►
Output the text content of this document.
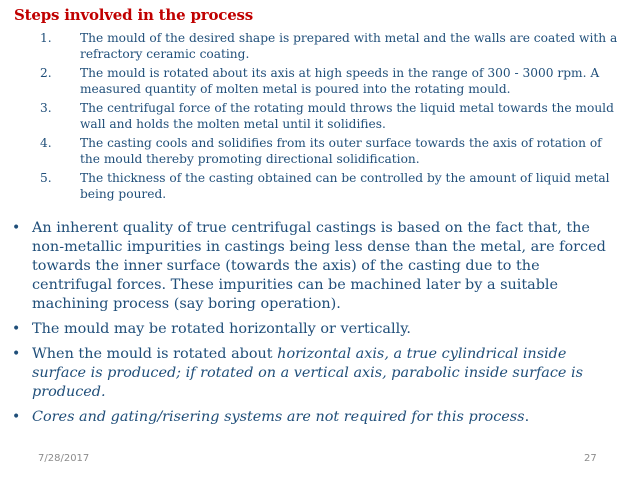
Steps involved in the process
1.	The mould of the desired shape is prepared with metal and the walls are coated with a refractory ceramic coating.
2.	The mould is rotated about its axis at high speeds in the range of 300 - 3000 rpm. A measured quantity of molten metal is poured into the rotating mould.
3.	The centrifugal force of the rotating mould throws the liquid metal towards the mould wall and holds the molten metal until it solidifies.
4.	The casting cools and solidifies from its outer surface towards the axis of rotation of the mould thereby promoting directional solidification.
5.	The thickness of the casting obtained can be controlled by the amount of liquid metal being poured.
• An inherent quality of true centrifugal castings is based on the fact that, the non-metallic impurities in castings being less dense than the metal, are forced towards the inner surface (towards the axis) of the casting due to the centrifugal forces. These impurities can be machined later by a suitable machining process (say boring operation).
• The mould may be rotated horizontally or vertically.
• When the mould is rotated about horizontal axis, a true cylindrical inside surface is produced; if rotated on a vertical axis, parabolic inside surface is produced.
• Cores and gating/risering systems are not required for this process.
7/28/2017	27
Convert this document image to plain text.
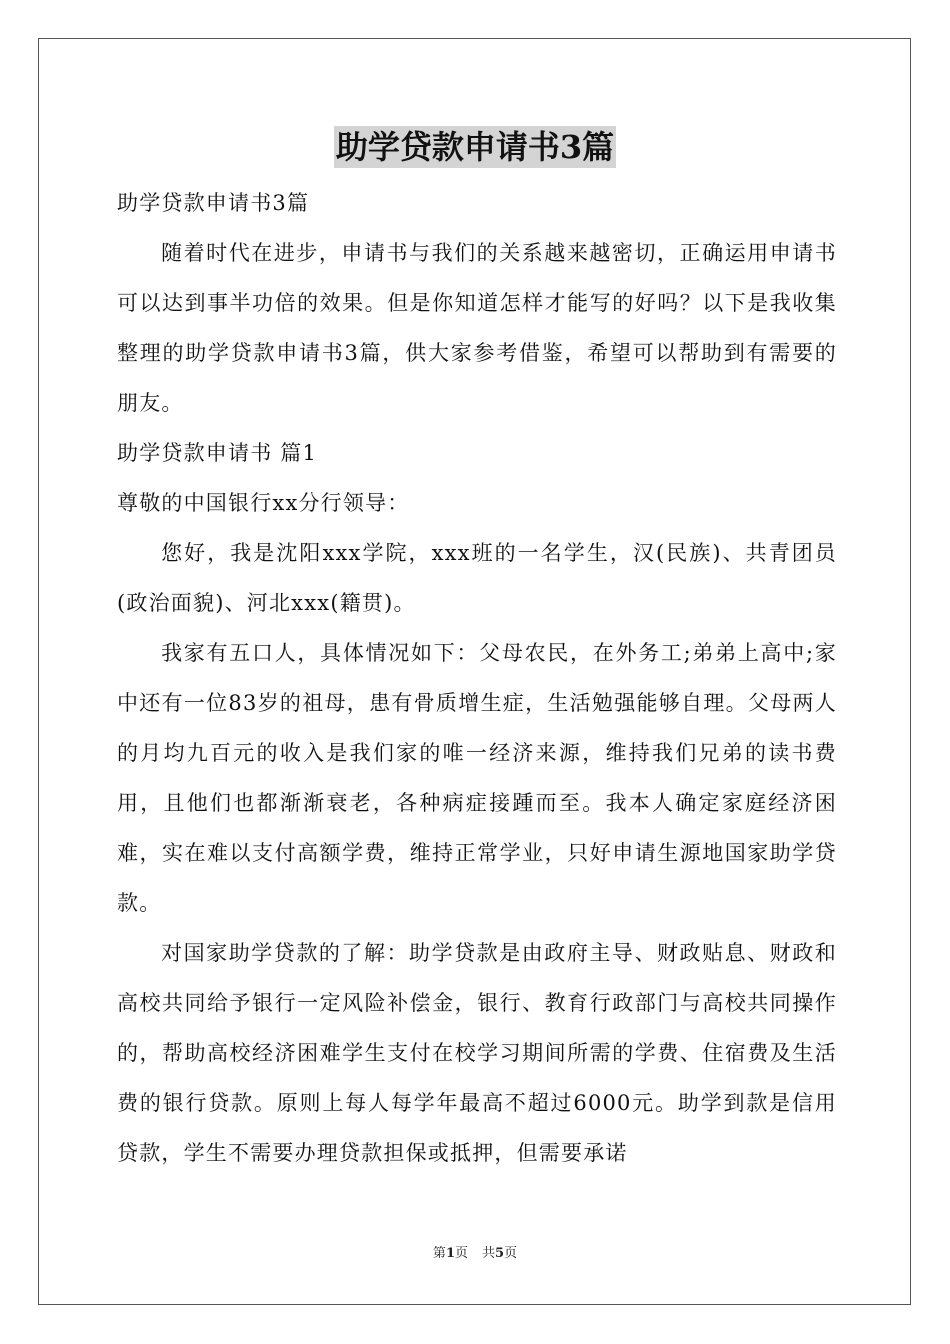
助学贷款申请书3篇

助学贷款申请书3篇

随着时代在进步，申请书与我们的关系越来越密切，正确运用申请书可以达到事半功倍的效果。但是你知道怎样才能写的好吗？以下是我收集整理的助学贷款申请书3篇，供大家参考借鉴，希望可以帮助到有需要的朋友。

助学贷款申请书 篇1

尊敬的中国银行xx分行领导：

您好，我是沈阳xxx学院，xxx班的一名学生，汉(民族)、共青团员 (政治面貌)、河北xxx(籍贯)。

我家有五口人，具体情况如下：父母农民，在外务工;弟弟上高中;家中还有一位83岁的祖母，患有骨质增生症，生活勉强能够自理。父母两人的月均九百元的收入是我们家的唯一经济来源，维持我们兄弟的读书费用，且他们也都渐渐衰老，各种病症接踵而至。我本人确定家庭经济困难，实在难以支付高额学费，维持正常学业，只好申请生源地国家助学贷款。

对国家助学贷款的了解：助学贷款是由政府主导、财政贴息、财政和高校共同给予银行一定风险补偿金，银行、教育行政部门与高校共同操作的，帮助高校经济困难学生支付在校学习期间所需的学费、住宿费及生活费的银行贷款。原则上每人每学年最高不超过6000元。助学到款是信用贷款，学生不需要办理贷款担保或抵押，但需要承诺

第1页 共5页
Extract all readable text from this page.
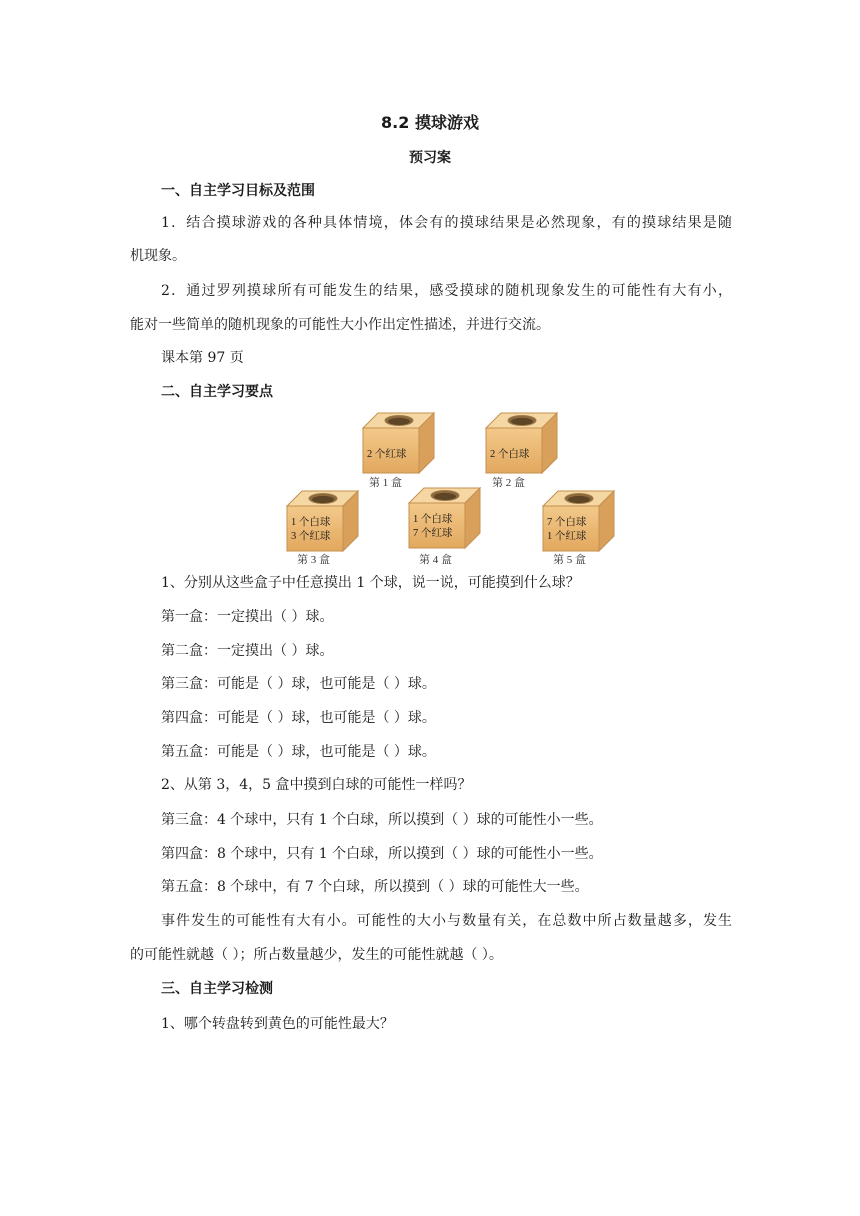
8.2 摸球游戏
预习案
一、自主学习目标及范围
1．结合摸球游戏的各种具体情境，体会有的摸球结果是必然现象，有的摸球结果是随
机现象。
2．通过罗列摸球所有可能发生的结果，感受摸球的随机现象发生的可能性有大有小，
能对一些简单的随机现象的可能性大小作出定性描述，并进行交流。
课本第 97 页
二、自主学习要点
2 个红球
第 1 盒
2 个白球
第 2 盒
1 个白球
3 个红球
第 3 盒
1 个白球
7 个红球
第 4 盒
7 个白球
1 个红球
第 5 盒
1、分别从这些盒子中任意摸出 1 个球，说一说，可能摸到什么球？
第一盒：一定摸出（ ）球。
第二盒：一定摸出（ ）球。
第三盒：可能是（ ）球，也可能是（ ）球。
第四盒：可能是（ ）球，也可能是（ ）球。
第五盒：可能是（ ）球，也可能是（ ）球。
2、从第 3，4，5 盒中摸到白球的可能性一样吗？
第三盒：4 个球中，只有 1 个白球，所以摸到（ ）球的可能性小一些。
第四盒：8 个球中，只有 1 个白球，所以摸到（ ）球的可能性小一些。
第五盒：8 个球中，有 7 个白球，所以摸到（ ）球的可能性大一些。
事件发生的可能性有大有小。可能性的大小与数量有关，在总数中所占数量越多，发生
的可能性就越（ ）；所占数量越少，发生的可能性就越（ ）。
三、自主学习检测
1、哪个转盘转到黄色的可能性最大？
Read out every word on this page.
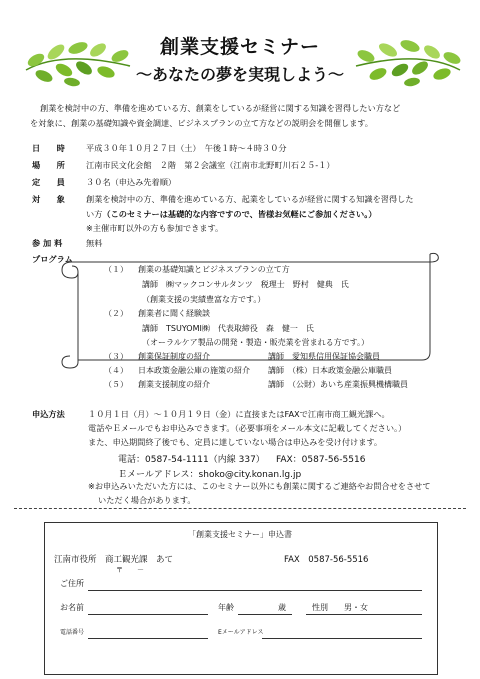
創業支援セミナー
～あなたの夢を実現しよう～
創業を検討中の方、準備を進めている方、創業をしているが経営に関する知識を習得したい方など
を対象に、創業の基礎知識や資金調達、ビジネスプランの立て方などの説明会を開催します。
日　　時	平成３０年１０月２７日（土）　午後１時～４時３０分
場　　所	江南市民文化会館　２階　第２会議室（江南市北野町川石２５-１）
定　　員	３０名（申込み先着順）
対　　象	創業を検討中の方、準備を進めている方、起業をしているが経営に関する知識を習得した
い方（このセミナーは基礎的な内容ですので、皆様お気軽にご参加ください。）
※主催市町以外の方も参加できます。
参 加 料	無料
プログラム
（１） 創業の基礎知識とビジネスプランの立て方
講師　㈱マックコンサルタンツ　税理士　野村　健典　氏
（創業支援の実績豊富な方です。）
（２） 創業者に聞く経験談
講師　TSUYOMI㈱　代表取締役　森　健一　氏
（オーラルケア製品の開発・製造・販売業を営まれる方です。）
（３） 創業保証制度の紹介	講師　愛知県信用保証協会職員
（４） 日本政策金融公庫の施策の紹介 講師　（株）日本政策金融公庫職員
（５） 創業支援制度の紹介	講師　（公財）あいち産業振興機構職員
申込方法	１０月１日（月）～１０月１９日（金）に直接またはFAXで江南市商工観光課へ。
電話やＥメールでもお申込みできます。（必要事項をメール本文に記載してください。）
また、申込期間終了後でも、定員に達していない場合は申込みを受け付けます。
電話：0587-54-1111（内線 337） FAX：0587-56-5516
Ｅメールアドレス：shoko@city.konan.lg.jp
※お申込みいただいた方には、このセミナー以外にも創業に関するご連絡やお問合せをさせて
いただく場合があります。
「創業支援セミナー」申込書
江南市役所　商工観光課　あて	FAX　0587-56-5516
〒　　－
ご住所
お名前	年齢	歳	性別 男・女
電話番号	Eメールアドレス
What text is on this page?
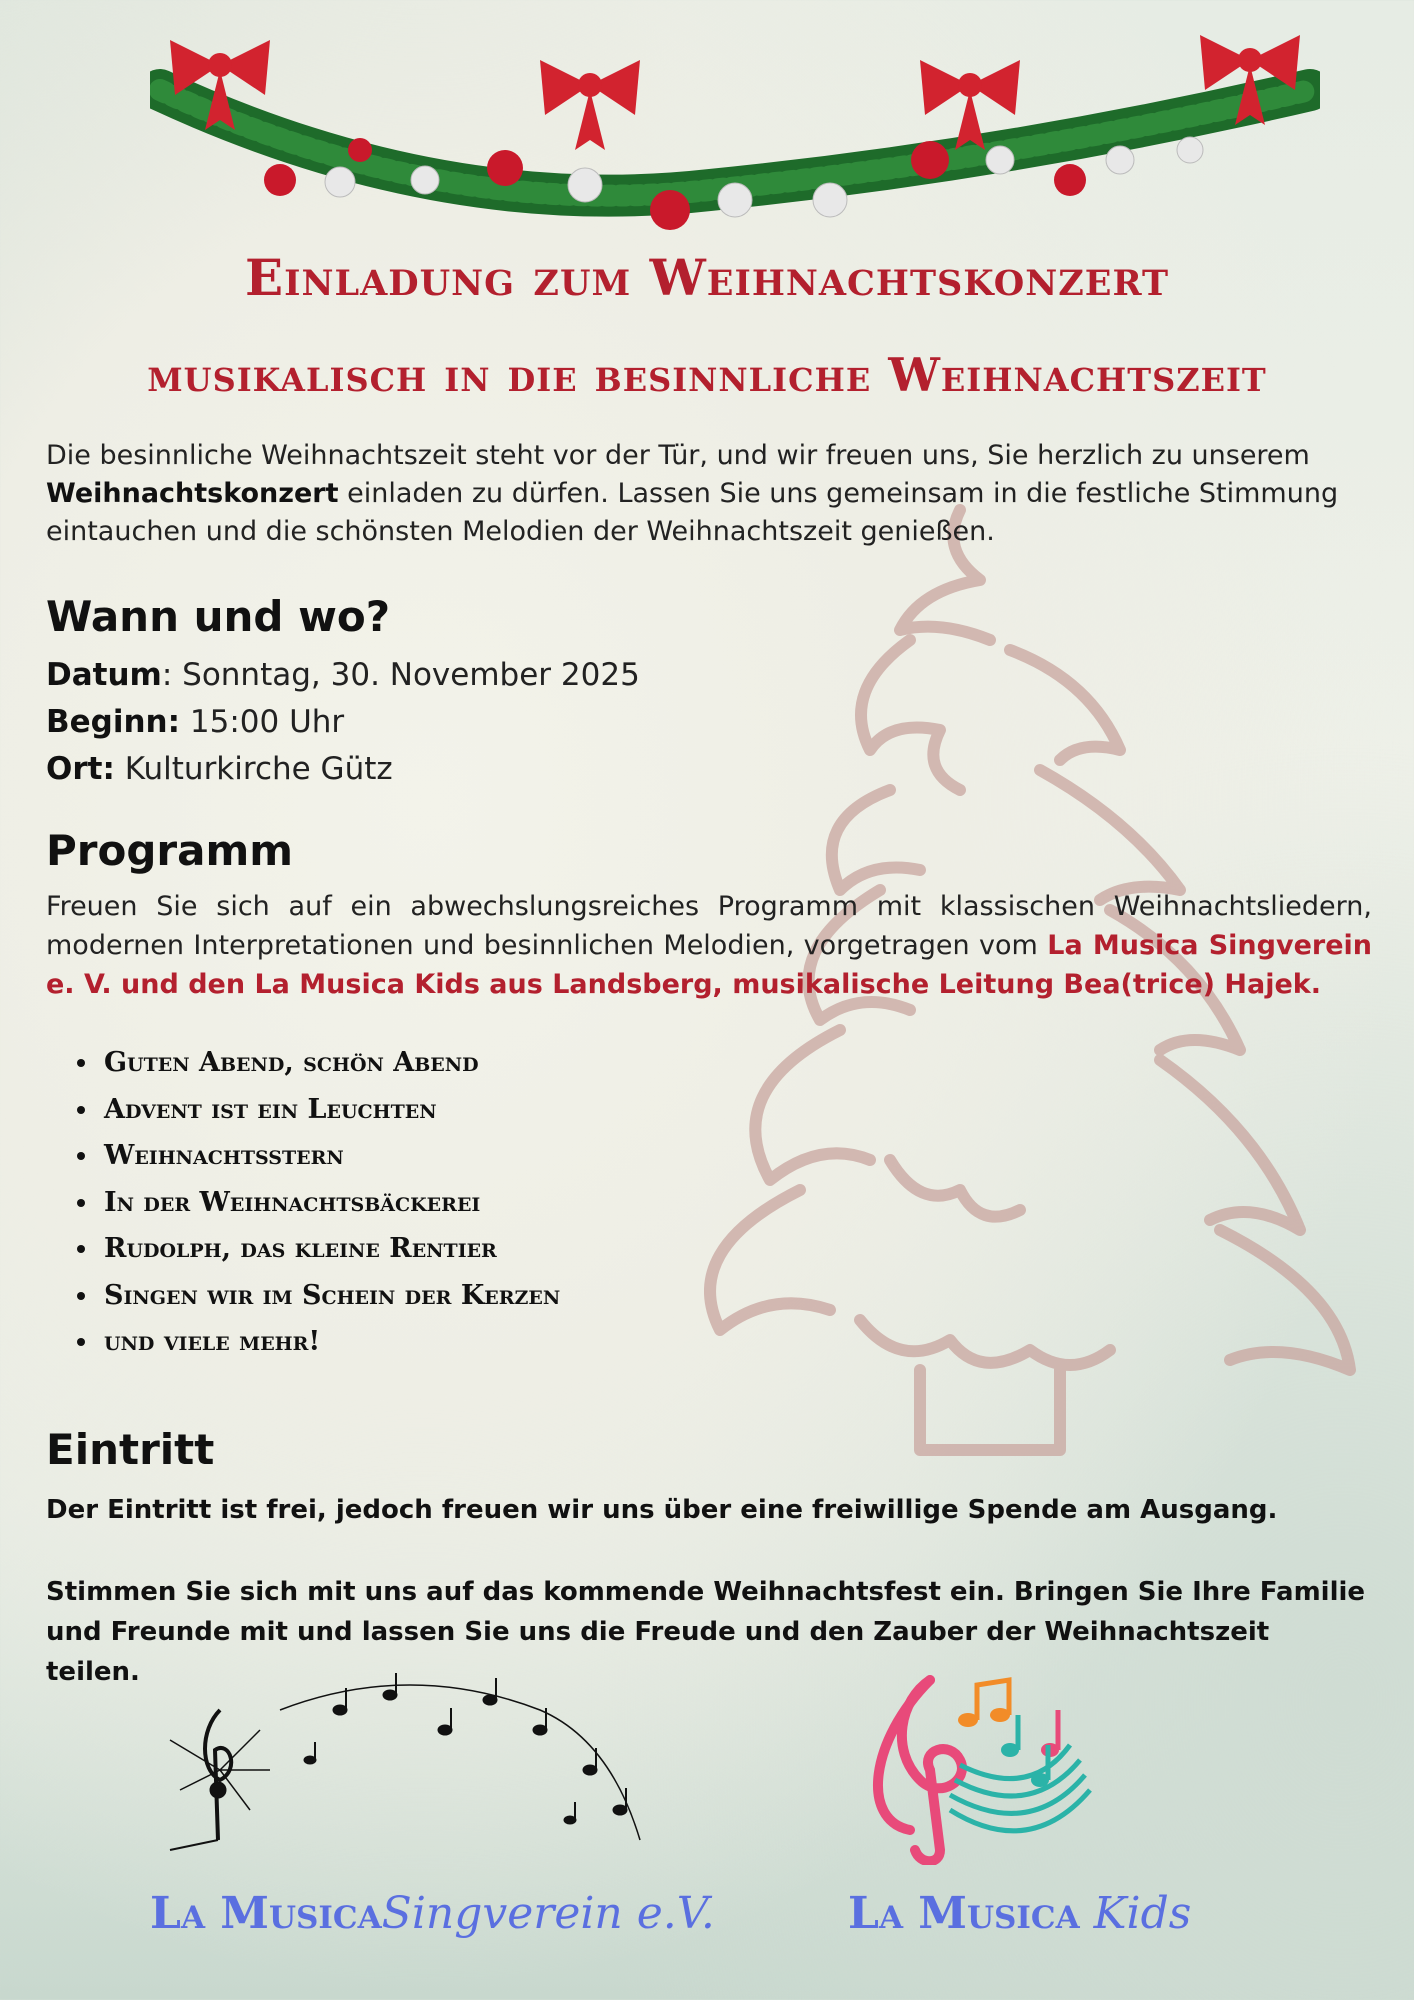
Einladung zum Weihnachtskonzert
musikalisch in die besinnliche Weihnachtszeit
Die besinnliche Weihnachtszeit steht vor der Tür, und wir freuen uns, Sie herzlich zu unserem Weihnachtskonzert einladen zu dürfen. Lassen Sie uns gemeinsam in die festliche Stimmung eintauchen und die schönsten Melodien der Weihnachtszeit genießen.
Wann und wo?
Datum: Sonntag, 30. November 2025
Beginn: 15:00 Uhr
Ort: Kulturkirche Gütz
Programm
Freuen Sie sich auf ein abwechslungsreiches Programm mit klassischen Weihnachtsliedern, modernen Interpretationen und besinnlichen Melodien, vorgetragen vom La Musica Singverein e. V. und den La Musica Kids aus Landsberg, musikalische Leitung Bea(trice) Hajek.
• Guten Abend, schön Abend
• Advent ist ein Leuchten
• Weihnachtsstern
• In der Weihnachtsbäckerei
• Rudolph, das kleine Rentier
• Singen wir im Schein der Kerzen
• und viele mehr!
Eintritt
Der Eintritt ist frei, jedoch freuen wir uns über eine freiwillige Spende am Ausgang.
Stimmen Sie sich mit uns auf das kommende Weihnachtsfest ein. Bringen Sie Ihre Familie und Freunde mit und lassen Sie uns die Freude und den Zauber der Weihnachtszeit teilen.
La MusicaSingverein e.V.	La Musica Kids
◄
* **WHAT IS ASKED**
Quote each entry above verbatim and drop the pictures.

* **WRITTEN SOLUTION**
Output the text content of this document.
Steps involved in the process
1.	The mould of the desired shape is prepared with metal and the walls are coated with a refractory ceramic coating.
2.	The mould is rotated about its axis at high speeds in the range of 300 - 3000 rpm. A measured quantity of molten metal is poured into the rotating mould.
3.	The centrifugal force of the rotating mould throws the liquid metal towards the mould wall and holds the molten metal until it solidifies.
4.	The casting cools and solidifies from its outer surface towards the axis of rotation of the mould thereby promoting directional solidification.
5.	The thickness of the casting obtained can be controlled by the amount of liquid metal being poured.
• An inherent quality of true centrifugal castings is based on the fact that, the non-metallic impurities in castings being less dense than the metal, are forced towards the inner surface (towards the axis) of the casting due to the centrifugal forces. These impurities can be machined later by a suitable machining process (say boring operation).
• The mould may be rotated horizontally or vertically.
• When the mould is rotated about horizontal axis, a true cylindrical inside surface is produced; if rotated on a vertical axis, parabolic inside surface is produced.
• Cores and gating/risering systems are not required for this process.
7/28/2017	27
Convert this document image to plain text.
助学贷款申请书3篇

助学贷款申请书3篇

随着时代在进步，申请书与我们的关系越来越密切，正确运用申请书可以达到事半功倍的效果。但是你知道怎样才能写的好吗？以下是我收集整理的助学贷款申请书3篇，供大家参考借鉴，希望可以帮助到有需要的朋友。

助学贷款申请书 篇1

尊敬的中国银行xx分行领导：

您好，我是沈阳xxx学院，xxx班的一名学生，汉(民族)、共青团员 (政治面貌)、河北xxx(籍贯)。

我家有五口人，具体情况如下：父母农民，在外务工;弟弟上高中;家中还有一位83岁的祖母，患有骨质增生症，生活勉强能够自理。父母两人的月均九百元的收入是我们家的唯一经济来源，维持我们兄弟的读书费用，且他们也都渐渐衰老，各种病症接踵而至。我本人确定家庭经济困难，实在难以支付高额学费，维持正常学业，只好申请生源地国家助学贷款。

对国家助学贷款的了解：助学贷款是由政府主导、财政贴息、财政和高校共同给予银行一定风险补偿金，银行、教育行政部门与高校共同操作的，帮助高校经济困难学生支付在校学习期间所需的学费、住宿费及生活费的银行贷款。原则上每人每学年最高不超过6000元。助学到款是信用贷款，学生不需要办理贷款担保或抵押，但需要承诺

第1页 共5页
Extract all readable text from this page.
8.2 摸球游戏
预习案
一、自主学习目标及范围
1．结合摸球游戏的各种具体情境，体会有的摸球结果是必然现象，有的摸球结果是随
机现象。
2．通过罗列摸球所有可能发生的结果，感受摸球的随机现象发生的可能性有大有小，
能对一些简单的随机现象的可能性大小作出定性描述，并进行交流。
课本第 97 页
二、自主学习要点
2 个红球
第 1 盒
2 个白球
第 2 盒
1 个白球
3 个红球
第 3 盒
1 个白球
7 个红球
第 4 盒
7 个白球
1 个红球
第 5 盒
1、分别从这些盒子中任意摸出 1 个球，说一说，可能摸到什么球？
第一盒：一定摸出（ ）球。
第二盒：一定摸出（ ）球。
第三盒：可能是（ ）球，也可能是（ ）球。
第四盒：可能是（ ）球，也可能是（ ）球。
第五盒：可能是（ ）球，也可能是（ ）球。
2、从第 3，4，5 盒中摸到白球的可能性一样吗？
第三盒：4 个球中，只有 1 个白球，所以摸到（ ）球的可能性小一些。
第四盒：8 个球中，只有 1 个白球，所以摸到（ ）球的可能性小一些。
第五盒：8 个球中，有 7 个白球，所以摸到（ ）球的可能性大一些。
事件发生的可能性有大有小。可能性的大小与数量有关，在总数中所占数量越多，发生
的可能性就越（ ）；所占数量越少，发生的可能性就越（ ）。
三、自主学习检测
1、哪个转盘转到黄色的可能性最大？
Read out every word on this page.
創業支援セミナー
～あなたの夢を実現しよう～
創業を検討中の方、準備を進めている方、創業をしているが経営に関する知識を習得したい方など
を対象に、創業の基礎知識や資金調達、ビジネスプランの立て方などの説明会を開催します。
日　　時	平成３０年１０月２７日（土）　午後１時～４時３０分
場　　所	江南市民文化会館　２階　第２会議室（江南市北野町川石２５-１）
定　　員	３０名（申込み先着順）
対　　象	創業を検討中の方、準備を進めている方、起業をしているが経営に関する知識を習得した
い方（このセミナーは基礎的な内容ですので、皆様お気軽にご参加ください。）
※主催市町以外の方も参加できます。
参 加 料	無料
プログラム
（１） 創業の基礎知識とビジネスプランの立て方
講師　㈱マックコンサルタンツ　税理士　野村　健典　氏
（創業支援の実績豊富な方です。）
（２） 創業者に聞く経験談
講師　TSUYOMI㈱　代表取締役　森　健一　氏
（オーラルケア製品の開発・製造・販売業を営まれる方です。）
（３） 創業保証制度の紹介	講師　愛知県信用保証協会職員
（４） 日本政策金融公庫の施策の紹介 講師　（株）日本政策金融公庫職員
（５） 創業支援制度の紹介	講師　（公財）あいち産業振興機構職員
申込方法	１０月１日（月）～１０月１９日（金）に直接またはFAXで江南市商工観光課へ。
電話やＥメールでもお申込みできます。（必要事項をメール本文に記載してください。）
また、申込期間終了後でも、定員に達していない場合は申込みを受け付けます。
電話：0587-54-1111（内線 337） FAX：0587-56-5516
Ｅメールアドレス：shoko@city.konan.lg.jp
※お申込みいただいた方には、このセミナー以外にも創業に関するご連絡やお問合せをさせて
いただく場合があります。
「創業支援セミナー」申込書
江南市役所　商工観光課　あて	FAX　0587-56-5516
〒　　－
ご住所
お名前	年齢	歳	性別 男・女
電話番号	Eメールアドレス
What text is on this page?
Einladung zum Weihnachtskonzert
musikalisch in die besinnliche Weihnachtszeit
Die besinnliche Weihnachtszeit steht vor der Tür, und wir freuen uns, Sie herzlich zu unserem Weihnachtskonzert einladen zu dürfen. Lassen Sie uns gemeinsam in die festliche Stimmung eintauchen und die schönsten Melodien der Weihnachtszeit genießen.
Wann und wo?
Datum: Sonntag, 30. November 2025
Beginn: 15:00 Uhr
Ort: Kulturkirche Gütz
Programm
Freuen Sie sich auf ein abwechslungsreiches Programm mit klassischen Weihnachtsliedern, modernen Interpretationen und besinnlichen Melodien, vorgetragen vom La Musica Singverein e. V. und den La Musica Kids aus Landsberg, musikalische Leitung Bea(trice) Hajek.
• Guten Abend, schön Abend
• Advent ist ein Leuchten
• Weihnachtsstern
• In der Weihnachtsbäckerei
• Rudolph, das kleine Rentier
• Singen wir im Schein der Kerzen
• und viele mehr!
Eintritt
Der Eintritt ist frei, jedoch freuen wir uns über eine freiwillige Spende am Ausgang.
Stimmen Sie sich mit uns auf das kommende Weihnachtsfest ein. Bringen Sie Ihre Familie und Freunde mit und lassen Sie uns die Freude und den Zauber der Weihnachtszeit teilen.
La MusicaSingverein e.V.	La Musica Kids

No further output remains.